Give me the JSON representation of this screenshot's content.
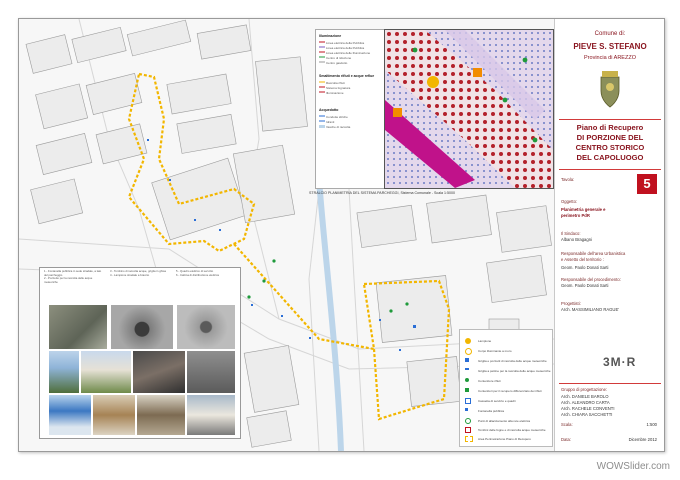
{
  "title_block": {
    "comune_label": "Comune di:",
    "comune_name": "PIEVE S. STEFANO",
    "province": "Provincia di AREZZO",
    "plan_title_lines": [
      "Piano di Recupero",
      "DI PORZIONE DEL",
      "CENTRO STORICO",
      "DEL CAPOLUOGO"
    ],
    "tavola_label": "Tavola:",
    "tavola_number": "5",
    "oggetto_label": "Oggetto:",
    "oggetto_lines": [
      "Planimetria generale e",
      "perimetro PdR"
    ],
    "sindaco_label": "Il Sindaco:",
    "sindaco_name": "Albano Bragagni",
    "resp_label_lines": [
      "Responsabile dell'area Urbanistica",
      "e Assetto del territorio :"
    ],
    "resp_name": "Geom. Paolo Donati Sarti",
    "resp_proc_label": "Responsabile del procedimento:",
    "resp_proc_name": "Geom. Paolo Donati Sarti",
    "progettisti_label": "Progettisti:",
    "progettisti_name": "Arch. MASSIMILIANO RAGUE'",
    "logo_text": "3M·R",
    "gruppo_label": "Gruppo di progettazione:",
    "gruppo_names": [
      "Arch. DANIELE BAROLO",
      "Arch. ALEANDRO CARTA",
      "Arch. RACHELE CONVENTI",
      "Arch. CHIARA SACCHETTI"
    ],
    "scala_label": "Scala:",
    "scala_value": "1:500",
    "data_label": "Data:",
    "data_value": "Dicembre 2012"
  },
  "map": {
    "inset_caption": "STRALCIO PLANIMETRIA DEL SISTEMA PARCHEGGI, Sistema Comunale - Scala 1:5000",
    "top_legend": {
      "heading_1": "Illuminazione",
      "items_1": [
        "Linea elettrica della Pubblica",
        "Linea elettrica della Pubblica",
        "Linea elettrica delle Illuminazione",
        "Centro di riduzione",
        "Centro gasdotto"
      ],
      "heading_2": "Smaltimento rifiuti e acque reflue",
      "items_2": [
        "Raccolta rifiuti",
        "Sistema fognatura",
        "Illuminazione"
      ],
      "heading_3": "Acquedotto",
      "items_3": [
        "Condotte idriche",
        "Idranti",
        "Vasche di raccolta"
      ]
    },
    "bottom_legend": {
      "items": [
        "Lampione",
        "Corpo illuminante a muro",
        "Griglia e pozzetti di raccolta delle acque meteoriche",
        "Griglia a pettine per la raccolta delle acque meteoriche",
        "Contenitore rifiuti",
        "Contenitori per il recupero differenziato dei rifiuti",
        "Cassetta di servizio e quadri",
        "Fontanella pubblica",
        "Punti di allacciamento alla rete elettrica",
        "Tombini delle fogne e di raccolta acque meteoriche",
        "Area Perimetrazione Piano di Recupero"
      ]
    },
    "photo_notes": [
      "1 - Fontanella pubblica in sede stradale, a lato del parcheggio",
      "2 - Pozzetto per la raccolta delle acque meteoriche",
      "3 - Tombino di raccolta acque, griglia in ghisa",
      "4 - Lampione stradale a braccio",
      "5 - Quadro elettrico di servizio",
      "6 - Cabina di distribuzione elettrica"
    ],
    "colors": {
      "perimeter": "#f2b600",
      "plan_title": "#8a1620",
      "tavola_badge": "#c0111f",
      "legend_lamp": "#f2b600",
      "legend_drain": "#2a6ed6",
      "legend_bin": "#1f9a3b"
    }
  },
  "watermark": "WOWSlider.com"
}
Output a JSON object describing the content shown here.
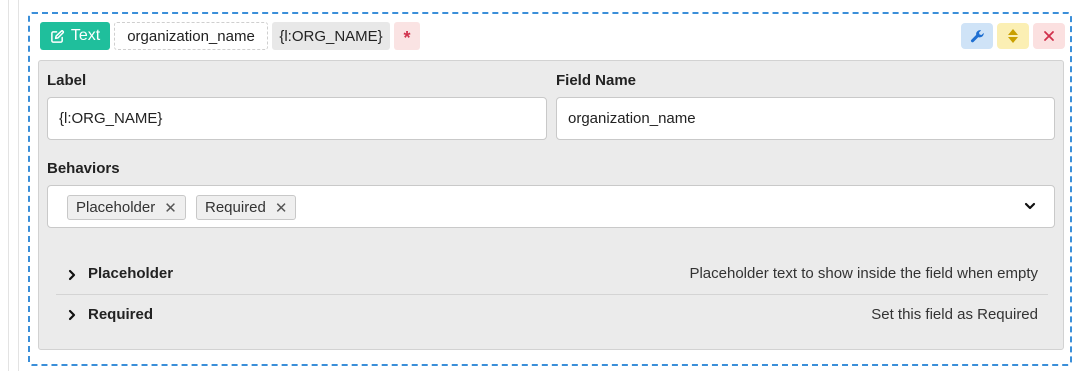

* * *

◆ **AIM**: Pull out all lines from the listing that contain the string "stradale".

◆ **RESULT**:
      "1 - Fontanella pubblica in sede stradale, a lato del parcheggio",
      "4 - Lampione stradale a braccio",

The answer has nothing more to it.